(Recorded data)
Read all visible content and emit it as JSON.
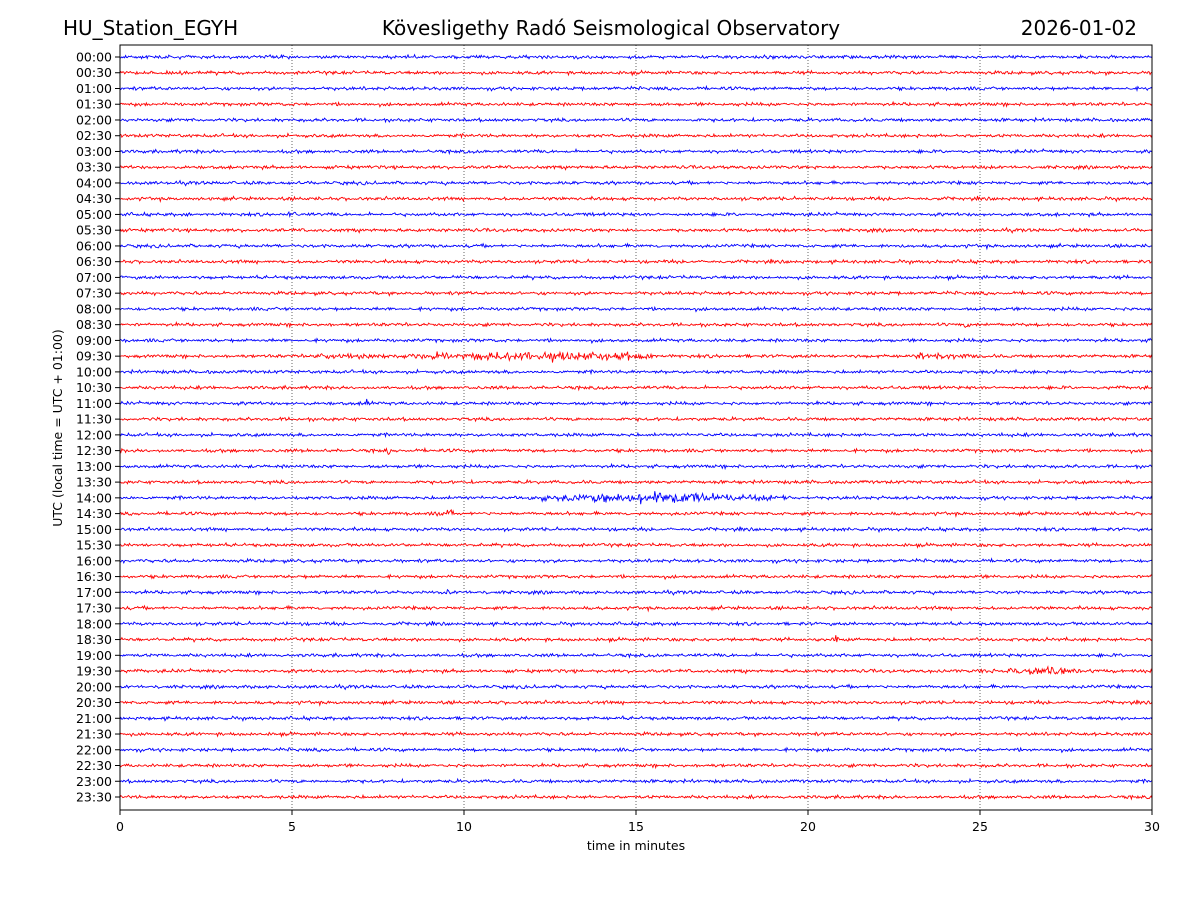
{
  "header": {
    "station": "HU_Station_EGYH",
    "observatory": "Kövesligethy Radó Seismological Observatory",
    "date": "2026-01-02"
  },
  "chart_data": {
    "type": "line",
    "title": "Kövesligethy Radó Seismological Observatory",
    "xlabel": "time in minutes",
    "ylabel": "UTC (local time = UTC + 01:00)",
    "xlim": [
      0,
      30
    ],
    "xticks": [
      0,
      5,
      10,
      15,
      20,
      25,
      30
    ],
    "grid": "vertical dotted at x ticks",
    "row_labels": [
      "00:00",
      "00:30",
      "01:00",
      "01:30",
      "02:00",
      "02:30",
      "03:00",
      "03:30",
      "04:00",
      "04:30",
      "05:00",
      "05:30",
      "06:00",
      "06:30",
      "07:00",
      "07:30",
      "08:00",
      "08:30",
      "09:00",
      "09:30",
      "10:00",
      "10:30",
      "11:00",
      "11:30",
      "12:00",
      "12:30",
      "13:00",
      "13:30",
      "14:00",
      "14:30",
      "15:00",
      "15:30",
      "16:00",
      "16:30",
      "17:00",
      "17:30",
      "18:00",
      "18:30",
      "19:00",
      "19:30",
      "20:00",
      "20:30",
      "21:00",
      "21:30",
      "22:00",
      "22:30",
      "23:00",
      "23:30"
    ],
    "row_colors": [
      "#0000ff",
      "#ff0000"
    ],
    "background_noise_amplitude": 1,
    "events": [
      {
        "row": "09:30",
        "start_min": 5.5,
        "end_min": 15.5,
        "amplitude": 2.2,
        "peak_min": 12.8
      },
      {
        "row": "09:30",
        "start_min": 23.0,
        "end_min": 25.0,
        "amplitude": 1.8,
        "peak_min": 23.6
      },
      {
        "row": "14:00",
        "start_min": 11.7,
        "end_min": 19.5,
        "amplitude": 3.0,
        "peak_min": 15.6
      },
      {
        "row": "19:30",
        "start_min": 25.0,
        "end_min": 28.0,
        "amplitude": 1.8,
        "peak_min": 26.8
      },
      {
        "row": "05:00",
        "start_min": 4.8,
        "end_min": 5.1,
        "amplitude": 2.0,
        "peak_min": 4.95
      },
      {
        "row": "11:00",
        "start_min": 7.1,
        "end_min": 7.3,
        "amplitude": 2.0,
        "peak_min": 7.2
      },
      {
        "row": "17:00",
        "start_min": 9.4,
        "end_min": 9.6,
        "amplitude": 2.2,
        "peak_min": 9.5
      },
      {
        "row": "18:30",
        "start_min": 20.7,
        "end_min": 20.9,
        "amplitude": 2.0,
        "peak_min": 20.8
      },
      {
        "row": "08:30",
        "start_min": 24.5,
        "end_min": 24.8,
        "amplitude": 1.8,
        "peak_min": 24.7
      },
      {
        "row": "12:30",
        "start_min": 7.7,
        "end_min": 7.9,
        "amplitude": 1.8,
        "peak_min": 7.8
      },
      {
        "row": "14:30",
        "start_min": 9.2,
        "end_min": 9.8,
        "amplitude": 1.8,
        "peak_min": 9.5
      }
    ]
  }
}
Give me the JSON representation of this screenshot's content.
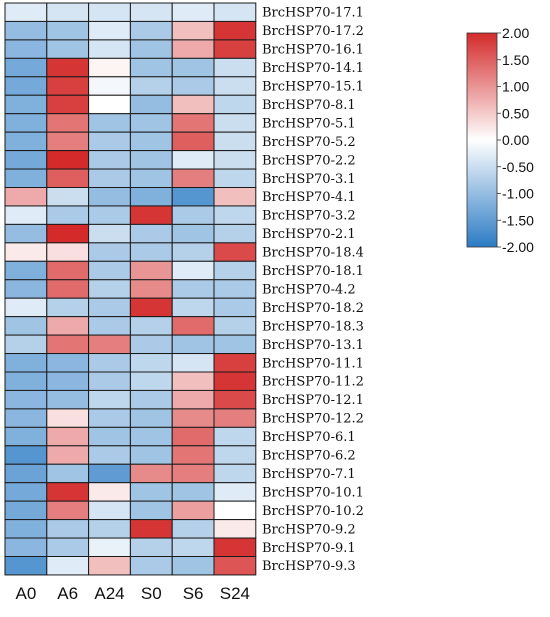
{
  "chart_data": {
    "type": "heatmap",
    "columns": [
      "A0",
      "A6",
      "A24",
      "S0",
      "S6",
      "S24"
    ],
    "rows": [
      "BrcHSP70-17.1",
      "BrcHSP70-17.2",
      "BrcHSP70-16.1",
      "BrcHSP70-14.1",
      "BrcHSP70-15.1",
      "BrcHSP70-8.1",
      "BrcHSP70-5.1",
      "BrcHSP70-5.2",
      "BrcHSP70-2.2",
      "BrcHSP70-3.1",
      "BrcHSP70-4.1",
      "BrcHSP70-3.2",
      "BrcHSP70-2.1",
      "BrcHSP70-18.4",
      "BrcHSP70-18.1",
      "BrcHSP70-4.2",
      "BrcHSP70-18.2",
      "BrcHSP70-18.3",
      "BrcHSP70-13.1",
      "BrcHSP70-11.1",
      "BrcHSP70-11.2",
      "BrcHSP70-12.1",
      "BrcHSP70-12.2",
      "BrcHSP70-6.1",
      "BrcHSP70-6.2",
      "BrcHSP70-7.1",
      "BrcHSP70-10.1",
      "BrcHSP70-10.2",
      "BrcHSP70-9.2",
      "BrcHSP70-9.1",
      "BrcHSP70-9.3"
    ],
    "values": [
      [
        -0.3,
        -0.4,
        -0.4,
        -0.4,
        -0.3,
        -0.4
      ],
      [
        -1.0,
        -0.9,
        -0.3,
        -0.8,
        0.6,
        1.9
      ],
      [
        -1.1,
        -0.9,
        -0.4,
        -0.9,
        0.8,
        1.8
      ],
      [
        -1.3,
        1.9,
        0.1,
        -0.9,
        -0.9,
        -0.5
      ],
      [
        -1.3,
        1.8,
        -0.1,
        -0.7,
        -0.8,
        -0.5
      ],
      [
        -1.2,
        1.8,
        0.0,
        -1.0,
        0.6,
        -0.6
      ],
      [
        -1.2,
        1.3,
        -0.9,
        -0.9,
        1.3,
        -0.5
      ],
      [
        -1.2,
        1.2,
        -0.8,
        -0.9,
        1.5,
        -0.5
      ],
      [
        -1.3,
        2.0,
        -0.8,
        -0.9,
        -0.3,
        -0.5
      ],
      [
        -1.2,
        1.5,
        -0.8,
        -0.9,
        1.2,
        -0.6
      ],
      [
        0.8,
        -0.5,
        -1.0,
        -1.2,
        -1.6,
        0.6
      ],
      [
        -0.3,
        -0.8,
        -0.8,
        1.9,
        -0.8,
        -0.6
      ],
      [
        -1.0,
        2.0,
        -0.5,
        -0.8,
        -0.9,
        -0.7
      ],
      [
        0.2,
        0.3,
        -0.8,
        -0.8,
        -0.7,
        1.7
      ],
      [
        -1.2,
        1.4,
        -0.8,
        1.0,
        -0.3,
        -0.7
      ],
      [
        -1.1,
        1.4,
        -0.7,
        1.1,
        -0.8,
        -0.8
      ],
      [
        -0.3,
        -0.7,
        -0.8,
        1.9,
        -0.6,
        -0.8
      ],
      [
        -0.9,
        0.8,
        -0.8,
        -0.7,
        1.4,
        -0.7
      ],
      [
        -0.7,
        1.3,
        1.2,
        -0.8,
        -0.9,
        -0.9
      ],
      [
        -1.2,
        -1.1,
        -0.8,
        -0.6,
        -0.4,
        1.8
      ],
      [
        -1.2,
        -1.1,
        -0.8,
        -0.6,
        0.6,
        1.9
      ],
      [
        -1.1,
        -1.0,
        -0.6,
        -0.8,
        0.8,
        1.7
      ],
      [
        -1.1,
        0.3,
        -0.8,
        -0.9,
        1.1,
        1.2
      ],
      [
        -1.2,
        0.8,
        -0.9,
        -0.9,
        1.4,
        -0.6
      ],
      [
        -1.6,
        0.8,
        -0.8,
        -0.9,
        1.3,
        -0.6
      ],
      [
        -1.4,
        -0.9,
        -1.5,
        1.1,
        1.2,
        -0.6
      ],
      [
        -1.3,
        1.9,
        0.2,
        -0.9,
        -0.9,
        -0.3
      ],
      [
        -1.3,
        1.2,
        -0.4,
        -0.9,
        0.9,
        0.0
      ],
      [
        -1.2,
        -0.8,
        -0.7,
        1.9,
        -0.7,
        0.2
      ],
      [
        -1.1,
        -0.8,
        -0.2,
        -0.7,
        -0.6,
        1.9
      ],
      [
        -1.6,
        -0.3,
        0.6,
        -0.8,
        -0.9,
        1.6
      ]
    ],
    "color_scale": {
      "min": -2.0,
      "max": 2.0,
      "low_color": "#2b7bc4",
      "mid_color": "#ffffff",
      "high_color": "#d42a2a",
      "ticks": [
        "2.00",
        "1.50",
        "1.00",
        "0.50",
        "0.00",
        "-0.50",
        "-1.00",
        "-1.50",
        "-2.00"
      ]
    },
    "legend_position": "top-right"
  }
}
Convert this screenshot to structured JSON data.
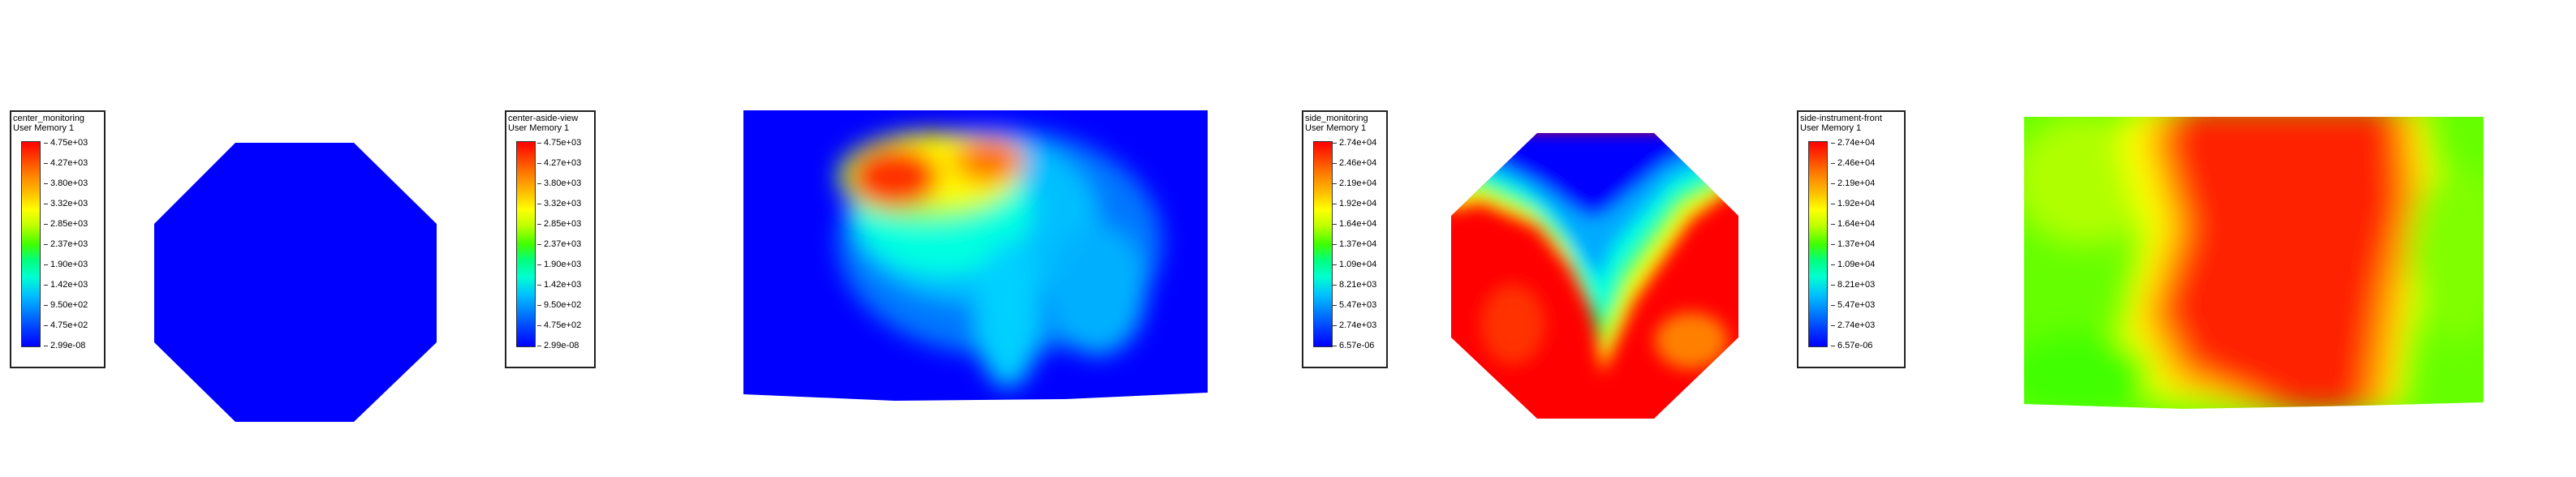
{
  "panels": [
    {
      "legend": {
        "title": "center_monitoring",
        "subtitle": "User Memory 1",
        "ticks": [
          "4.75e+03",
          "4.27e+03",
          "3.80e+03",
          "3.32e+03",
          "2.85e+03",
          "2.37e+03",
          "1.90e+03",
          "1.42e+03",
          "9.50e+02",
          "4.75e+02",
          "2.99e-08"
        ]
      }
    },
    {
      "legend": {
        "title": "center-aside-view",
        "subtitle": "User Memory 1",
        "ticks": [
          "4.75e+03",
          "4.27e+03",
          "3.80e+03",
          "3.32e+03",
          "2.85e+03",
          "2.37e+03",
          "1.90e+03",
          "1.42e+03",
          "9.50e+02",
          "4.75e+02",
          "2.99e-08"
        ]
      }
    },
    {
      "legend": {
        "title": "side_monitoring",
        "subtitle": "User Memory 1",
        "ticks": [
          "2.74e+04",
          "2.46e+04",
          "2.19e+04",
          "1.92e+04",
          "1.64e+04",
          "1.37e+04",
          "1.09e+04",
          "8.21e+03",
          "5.47e+03",
          "2.74e+03",
          "6.57e-06"
        ]
      }
    },
    {
      "legend": {
        "title": "side-instrument-front",
        "subtitle": "User Memory 1",
        "ticks": [
          "2.74e+04",
          "2.46e+04",
          "2.19e+04",
          "1.92e+04",
          "1.64e+04",
          "1.37e+04",
          "1.09e+04",
          "8.21e+03",
          "5.47e+03",
          "2.74e+03",
          "6.57e-06"
        ]
      }
    }
  ]
}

To do →
Copy all lines in the listing above where the string "Kövesligethy" appears.

Result of this task →
    "observatory": "Kövesligethy Radó Seismological Observatory",
    "title": "Kövesligethy Radó Seismological Observatory",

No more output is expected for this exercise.